* START Data in this exercise *

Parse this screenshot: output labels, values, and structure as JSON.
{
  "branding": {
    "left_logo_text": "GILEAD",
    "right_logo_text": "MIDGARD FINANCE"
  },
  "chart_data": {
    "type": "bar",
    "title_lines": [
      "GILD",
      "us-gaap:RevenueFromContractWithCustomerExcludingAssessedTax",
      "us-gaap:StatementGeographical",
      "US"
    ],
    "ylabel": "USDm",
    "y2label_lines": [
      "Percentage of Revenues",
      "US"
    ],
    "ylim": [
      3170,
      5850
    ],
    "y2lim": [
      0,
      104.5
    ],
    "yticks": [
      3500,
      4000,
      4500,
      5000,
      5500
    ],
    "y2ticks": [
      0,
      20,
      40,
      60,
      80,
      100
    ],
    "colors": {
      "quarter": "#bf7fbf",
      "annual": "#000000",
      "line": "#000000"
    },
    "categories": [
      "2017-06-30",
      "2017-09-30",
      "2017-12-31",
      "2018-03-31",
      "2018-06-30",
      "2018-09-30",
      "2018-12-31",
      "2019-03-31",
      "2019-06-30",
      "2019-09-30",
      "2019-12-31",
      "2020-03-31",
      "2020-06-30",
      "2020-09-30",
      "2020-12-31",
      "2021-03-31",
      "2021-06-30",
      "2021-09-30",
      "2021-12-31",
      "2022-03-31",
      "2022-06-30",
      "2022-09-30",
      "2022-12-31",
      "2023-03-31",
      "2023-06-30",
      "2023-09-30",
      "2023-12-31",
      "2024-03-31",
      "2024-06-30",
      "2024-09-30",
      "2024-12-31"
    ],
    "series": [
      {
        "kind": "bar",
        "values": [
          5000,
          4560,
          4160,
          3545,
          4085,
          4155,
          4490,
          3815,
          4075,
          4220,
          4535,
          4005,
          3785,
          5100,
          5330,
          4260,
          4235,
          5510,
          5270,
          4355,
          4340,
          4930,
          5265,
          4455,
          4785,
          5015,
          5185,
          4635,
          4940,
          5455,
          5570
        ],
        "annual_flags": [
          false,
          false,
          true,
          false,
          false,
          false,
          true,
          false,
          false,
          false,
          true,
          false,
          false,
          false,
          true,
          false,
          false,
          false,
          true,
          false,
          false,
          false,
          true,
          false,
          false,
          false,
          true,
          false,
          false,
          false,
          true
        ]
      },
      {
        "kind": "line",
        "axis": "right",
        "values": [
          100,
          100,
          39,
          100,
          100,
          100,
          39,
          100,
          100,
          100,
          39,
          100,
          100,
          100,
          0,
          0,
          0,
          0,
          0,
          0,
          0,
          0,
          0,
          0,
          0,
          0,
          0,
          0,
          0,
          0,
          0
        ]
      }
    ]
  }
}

* END Data in this exercise *

= Exercise aim =
Pick each line holding the word "gaap" out of the listing.

= Task result =
      "us-gaap:RevenueFromContractWithCustomerExcludingAssessedTax",
      "us-gaap:StatementGeographical",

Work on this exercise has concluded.